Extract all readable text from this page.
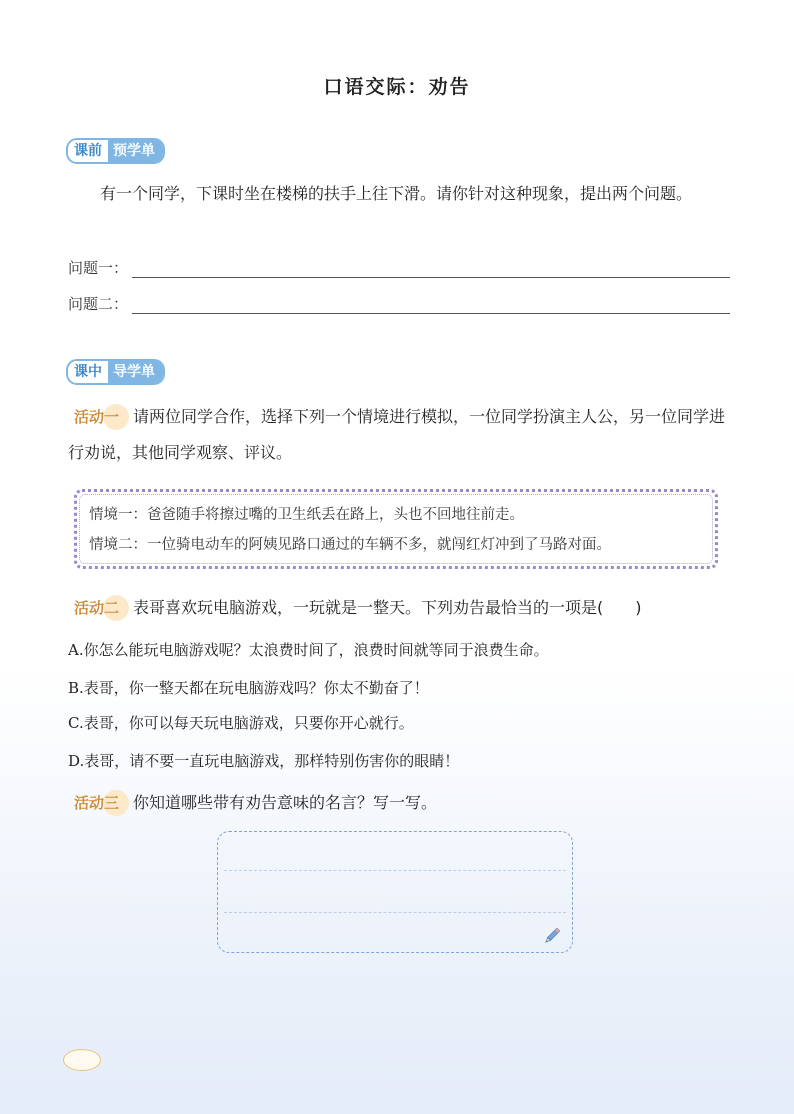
口语交际：劝告
课前 预学单
有一个同学，下课时坐在楼梯的扶手上往下滑。请你针对这种现象，提出两个问题。
问题一：
问题二：
课中 导学单
活动一 请两位同学合作，选择下列一个情境进行模拟，一位同学扮演主人公，另一位同学进行劝说，其他同学观察、评议。
情境一：爸爸随手将擦过嘴的卫生纸丢在路上，头也不回地往前走。
情境二：一位骑电动车的阿姨见路口通过的车辆不多，就闯红灯冲到了马路对面。
活动二 表哥喜欢玩电脑游戏，一玩就是一整天。下列劝告最恰当的一项是(　　)
A.你怎么能玩电脑游戏呢？太浪费时间了，浪费时间就等同于浪费生命。
B.表哥，你一整天都在玩电脑游戏吗？你太不勤奋了！
C.表哥，你可以每天玩电脑游戏，只要你开心就行。
D.表哥，请不要一直玩电脑游戏，那样特别伤害你的眼睛！
活动三 你知道哪些带有劝告意味的名言？写一写。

****************

_INSTRUCTION_:
Reproduce all the entries that precede this task, word for word, minus any pictures.

_EXERCISE OUTPUT_:
Extract all readable text from this page.
口语交际：劝告
课前 预学单
有一个同学，下课时坐在楼梯的扶手上往下滑。请你针对这种现象，提出两个问题。
问题一：
问题二：
课中 导学单
活动一 请两位同学合作，选择下列一个情境进行模拟，一位同学扮演主人公，另一位同学进行劝说，其他同学观察、评议。
情境一：爸爸随手将擦过嘴的卫生纸丢在路上，头也不回地往前走。
情境二：一位骑电动车的阿姨见路口通过的车辆不多，就闯红灯冲到了马路对面。
活动二 表哥喜欢玩电脑游戏，一玩就是一整天。下列劝告最恰当的一项是(　　)
A.你怎么能玩电脑游戏呢？太浪费时间了，浪费时间就等同于浪费生命。
B.表哥，你一整天都在玩电脑游戏吗？你太不勤奋了！
C.表哥，你可以每天玩电脑游戏，只要你开心就行。
D.表哥，请不要一直玩电脑游戏，那样特别伤害你的眼睛！
活动三 你知道哪些带有劝告意味的名言？写一写。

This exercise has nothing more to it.